> Instrução a
Pode transcrever, do trecho sobre o álbum American Beauty, a parte que vai de "American Beauty (Warner, 1970), Grateful" até "no folk rock.", inclusive?

American Beauty (Warner, 1970), Grateful
Dead. O
Grateful Dead sempre foi conhecido por ser uma banda de doidões que faziam
shows que duravam horas e cultuava o uso do LSD. A banda conseguiu formar uma
legião de fãs fanáticos, os chamados "Deadheads", que iam a qualquer
parte que o Grateful fosse se apresentar. No entanto, American Beauty, assim
como o seu antecessor, o bom Workingman's Dead, ambos de 1970, marcam uma pausa
no experimentalismo lisérgico para uma incursão do Grateful Dead no folk rock.
A banda californiana mergulha na sonoridade eletroacústica do folk rock, cujo
resultado lembra o som do Crosby, Stills, Nash & Young. O Grateful Dead
acrescenta algumas "pinceladas" de country music bem de leve em
algumas faixas de American Beauty. "Box Of Rain", música que abre o
álbum, é de uma beleza comovente. Destaques também para “Friend Of The Devil” e
“Sugar Magnolia”.

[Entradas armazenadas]

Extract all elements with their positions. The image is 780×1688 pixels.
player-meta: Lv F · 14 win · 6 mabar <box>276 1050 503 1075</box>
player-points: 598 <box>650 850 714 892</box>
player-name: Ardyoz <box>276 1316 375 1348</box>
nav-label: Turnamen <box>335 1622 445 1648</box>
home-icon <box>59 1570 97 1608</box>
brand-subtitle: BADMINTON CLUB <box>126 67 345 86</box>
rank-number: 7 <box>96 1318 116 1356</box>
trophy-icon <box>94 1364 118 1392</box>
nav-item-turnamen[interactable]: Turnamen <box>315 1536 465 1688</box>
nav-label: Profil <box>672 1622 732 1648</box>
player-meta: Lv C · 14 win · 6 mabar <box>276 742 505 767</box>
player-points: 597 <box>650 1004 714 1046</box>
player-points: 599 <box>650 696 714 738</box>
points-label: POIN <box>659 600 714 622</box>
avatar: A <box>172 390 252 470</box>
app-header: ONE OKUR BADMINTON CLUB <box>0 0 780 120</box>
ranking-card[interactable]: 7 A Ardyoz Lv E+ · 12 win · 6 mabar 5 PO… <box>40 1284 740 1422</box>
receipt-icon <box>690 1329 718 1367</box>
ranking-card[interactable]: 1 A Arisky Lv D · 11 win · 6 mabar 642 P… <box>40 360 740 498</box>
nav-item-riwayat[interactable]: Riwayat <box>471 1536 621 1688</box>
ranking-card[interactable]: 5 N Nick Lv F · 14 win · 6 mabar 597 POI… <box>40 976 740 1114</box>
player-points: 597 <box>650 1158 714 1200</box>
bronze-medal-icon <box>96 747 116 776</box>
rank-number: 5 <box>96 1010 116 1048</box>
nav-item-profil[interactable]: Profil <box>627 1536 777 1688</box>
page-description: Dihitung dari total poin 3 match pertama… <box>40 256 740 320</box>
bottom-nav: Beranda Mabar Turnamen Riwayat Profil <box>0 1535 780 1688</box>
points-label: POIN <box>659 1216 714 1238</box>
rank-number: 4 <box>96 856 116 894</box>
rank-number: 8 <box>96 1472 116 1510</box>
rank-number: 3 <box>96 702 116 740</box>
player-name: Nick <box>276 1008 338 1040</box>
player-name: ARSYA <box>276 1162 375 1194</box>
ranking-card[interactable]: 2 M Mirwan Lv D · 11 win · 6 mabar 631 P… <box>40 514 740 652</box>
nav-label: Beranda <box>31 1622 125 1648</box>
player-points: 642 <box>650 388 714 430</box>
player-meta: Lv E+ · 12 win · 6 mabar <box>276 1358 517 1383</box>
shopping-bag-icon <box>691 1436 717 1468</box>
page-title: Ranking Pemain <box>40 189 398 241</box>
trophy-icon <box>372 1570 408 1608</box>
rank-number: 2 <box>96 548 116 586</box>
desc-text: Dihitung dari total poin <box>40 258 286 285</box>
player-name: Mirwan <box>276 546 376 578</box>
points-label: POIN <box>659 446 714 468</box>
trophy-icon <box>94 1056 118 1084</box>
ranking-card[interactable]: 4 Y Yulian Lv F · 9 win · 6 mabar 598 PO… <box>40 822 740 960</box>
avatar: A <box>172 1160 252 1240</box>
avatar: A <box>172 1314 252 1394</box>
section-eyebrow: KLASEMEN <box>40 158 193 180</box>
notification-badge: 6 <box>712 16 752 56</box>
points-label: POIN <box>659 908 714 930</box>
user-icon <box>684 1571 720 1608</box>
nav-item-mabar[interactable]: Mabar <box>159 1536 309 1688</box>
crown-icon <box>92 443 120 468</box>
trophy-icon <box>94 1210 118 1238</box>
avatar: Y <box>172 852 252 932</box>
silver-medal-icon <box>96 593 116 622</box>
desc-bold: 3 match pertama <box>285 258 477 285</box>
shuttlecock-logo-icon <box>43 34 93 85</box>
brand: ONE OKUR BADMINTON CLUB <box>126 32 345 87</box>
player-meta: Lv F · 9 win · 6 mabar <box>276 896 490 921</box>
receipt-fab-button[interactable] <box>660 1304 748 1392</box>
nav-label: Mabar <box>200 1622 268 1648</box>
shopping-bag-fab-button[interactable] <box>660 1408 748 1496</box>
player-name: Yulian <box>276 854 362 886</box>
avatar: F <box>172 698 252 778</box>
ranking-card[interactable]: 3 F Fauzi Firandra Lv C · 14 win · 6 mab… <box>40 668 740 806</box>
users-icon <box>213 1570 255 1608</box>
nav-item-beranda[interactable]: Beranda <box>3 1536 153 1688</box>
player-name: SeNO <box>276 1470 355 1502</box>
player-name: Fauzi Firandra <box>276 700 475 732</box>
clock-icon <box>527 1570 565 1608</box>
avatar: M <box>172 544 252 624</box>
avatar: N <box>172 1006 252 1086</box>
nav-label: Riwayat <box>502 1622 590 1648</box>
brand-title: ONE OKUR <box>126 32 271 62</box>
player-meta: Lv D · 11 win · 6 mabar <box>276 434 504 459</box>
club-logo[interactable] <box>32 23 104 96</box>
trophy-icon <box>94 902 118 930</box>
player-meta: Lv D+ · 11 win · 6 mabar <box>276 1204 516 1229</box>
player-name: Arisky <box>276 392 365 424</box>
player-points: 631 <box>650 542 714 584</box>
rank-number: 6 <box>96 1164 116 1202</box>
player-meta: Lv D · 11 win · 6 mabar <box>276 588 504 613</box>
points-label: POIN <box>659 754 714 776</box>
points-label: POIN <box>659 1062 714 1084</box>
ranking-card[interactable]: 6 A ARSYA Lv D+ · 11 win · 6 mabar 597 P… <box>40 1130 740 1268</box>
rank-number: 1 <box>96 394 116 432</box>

> Instrução b
Extraia, tal como aparecem, as linhas das entradas desde a primeira até a linha que contém "nav-label: Turnamen <box>335", incluindo esta.

> Resposta completa a
American Beauty (Warner, 1970), Grateful
Dead. O
Grateful Dead sempre foi conhecido por ser uma banda de doidões que faziam
shows que duravam horas e cultuava o uso do LSD. A banda conseguiu formar uma
legião de fãs fanáticos, os chamados "Deadheads", que iam a qualquer
parte que o Grateful fosse se apresentar. No entanto, American Beauty, assim
como o seu antecessor, o bom Workingman's Dead, ambos de 1970, marcam uma pausa
no experimentalismo lisérgico para uma incursão do Grateful Dead no folk rock.

> Resposta completa b
Extract all elements with their positions. The image is 780×1688 pixels.
player-meta: Lv F · 14 win · 6 mabar <box>276 1050 503 1075</box>
player-points: 598 <box>650 850 714 892</box>
player-name: Ardyoz <box>276 1316 375 1348</box>
nav-label: Turnamen <box>335 1622 445 1648</box>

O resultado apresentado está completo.